- _Dataset rows_:
• • • •
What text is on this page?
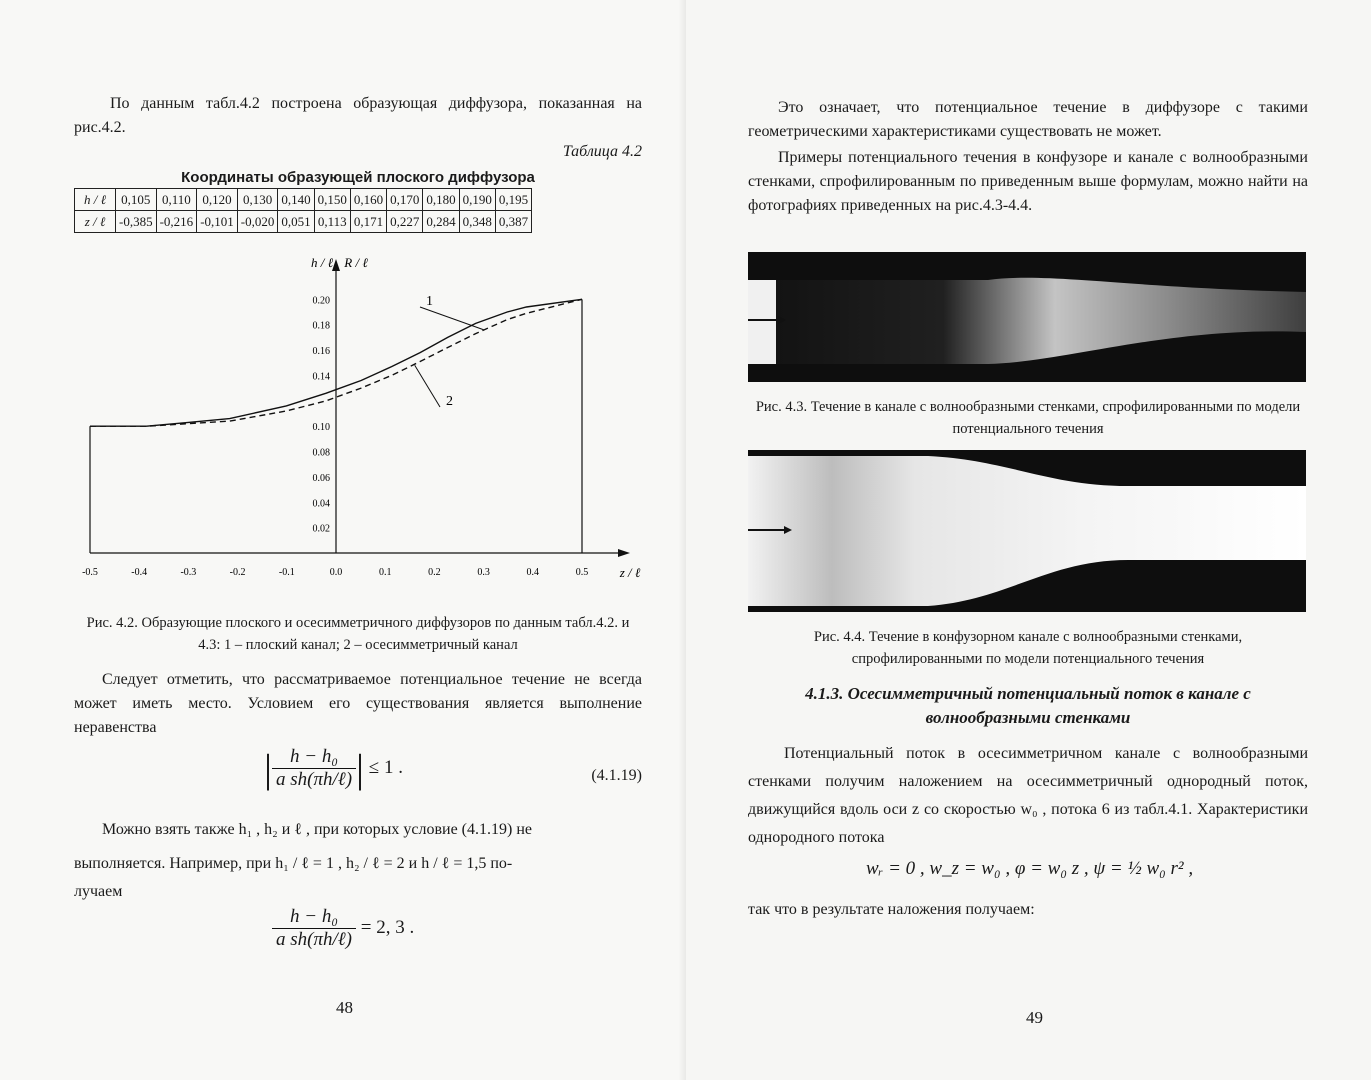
По данным табл.4.2 построена образующая диффузора, показанная на рис.4.2.
Таблица 4.2
Координаты образующей плоского диффузора
h / ℓ	0,105	0,110	0,120	0,130	0,140	0,150	0,160	0,170	0,180	0,190	0,195
z / ℓ	-0,385	-0,216	-0,101	-0,020	0,051	0,113	0,171	0,227	0,284	0,348	0,387
-0.5	-0.4	-0.3	-0.2	-0.1	0.0	0.1	0.2	0.3	0.4	0.5
0.02
0.04
0.06
0.08
0.10
0.14
0.16
0.18
0.20
h / ℓ R / ℓ
z / ℓ
1
2
Рис. 4.2. Образующие плоского и осесимметричного диффузоров по данным табл.4.2. и 4.3: 1 – плоский канал; 2 – осесимметричный канал
Следует отметить, что рассматриваемое потенциальное течение не всегда может иметь место. Условием его существования является выполнение неравенства
| $\frac{\text{h − h₀}}{\text{a sh(πh/ℓ)}}$ | ≤ 1 .	(4.1.19)
Можно взять также h₁ , h₂ и ℓ , при которых условие (4.1.19) не
выполняется. Например, при h₁ / ℓ = 1 , h₂ / ℓ = 2 и h / ℓ = 1,5 по-
лучаем
$\frac{\text{h − h₀}}{\text{a sh(πh/ℓ)}} = 2$, 3 .
48
Это означает, что потенциальное течение в диффузоре с такими геометрическими характеристиками существовать не может.
Примеры потенциального течения в конфузоре и канале с волнообразными стенками, спрофилированным по приведенным выше формулам, можно найти на фотографиях приведенных на рис.4.3-4.4.
Рис. 4.3. Течение в канале с волнообразными стенками, спрофилированными по модели потенциального течения
Рис. 4.4. Течение в конфузорном канале с волнообразными стенками, спрофилированными по модели потенциального течения
4.1.3. Осесимметричный потенциальный поток в канале с волнообразными стенками
Потенциальный поток в осесимметричном канале с волнообразными стенками получим наложением на осесимметричный однородный поток, движущийся вдоль оси z со скоростью w₀ , потока 6 из табл.4.1. Характеристики однородного потока
wᵣ = 0 , w_z = w₀ , φ = w₀ z , ψ = ½ w₀ r² ,
так что в результате наложения получаем:
49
• • • •
- _Aim of the task_: Repeat the listing above exactly, with no pictures.

- _Solution_:
What text is on this page?
По данным табл.4.2 построена образующая диффузора, показанная на рис.4.2.
Таблица 4.2
Координаты образующей плоского диффузора
h / ℓ	0,105	0,110	0,120	0,130	0,140	0,150	0,160	0,170	0,180	0,190	0,195
z / ℓ	-0,385	-0,216	-0,101	-0,020	0,051	0,113	0,171	0,227	0,284	0,348	0,387
-0.5	-0.4	-0.3	-0.2	-0.1	0.0	0.1	0.2	0.3	0.4	0.5
0.02
0.04
0.06
0.08
0.10
0.14
0.16
0.18
0.20
h / ℓ R / ℓ
z / ℓ
1
2
Рис. 4.2. Образующие плоского и осесимметричного диффузоров по данным табл.4.2. и 4.3: 1 – плоский канал; 2 – осесимметричный канал
Следует отметить, что рассматриваемое потенциальное течение не всегда может иметь место. Условием его существования является выполнение неравенства
| $\frac{\text{h − h₀}}{\text{a sh(πh/ℓ)}}$ | ≤ 1 .	(4.1.19)
Можно взять также h₁ , h₂ и ℓ , при которых условие (4.1.19) не
выполняется. Например, при h₁ / ℓ = 1 , h₂ / ℓ = 2 и h / ℓ = 1,5 по-
лучаем
$\frac{\text{h − h₀}}{\text{a sh(πh/ℓ)}} = 2$, 3 .
48
Это означает, что потенциальное течение в диффузоре с такими геометрическими характеристиками существовать не может.
Примеры потенциального течения в конфузоре и канале с волнообразными стенками, спрофилированным по приведенным выше формулам, можно найти на фотографиях приведенных на рис.4.3-4.4.
Рис. 4.3. Течение в канале с волнообразными стенками, спрофилированными по модели потенциального течения
Рис. 4.4. Течение в конфузорном канале с волнообразными стенками, спрофилированными по модели потенциального течения
4.1.3. Осесимметричный потенциальный поток в канале с волнообразными стенками
Потенциальный поток в осесимметричном канале с волнообразными стенками получим наложением на осесимметричный однородный поток, движущийся вдоль оси z со скоростью w₀ , потока 6 из табл.4.1. Характеристики однородного потока
wᵣ = 0 , w_z = w₀ , φ = w₀ z , ψ = ½ w₀ r² ,
так что в результате наложения получаем:
49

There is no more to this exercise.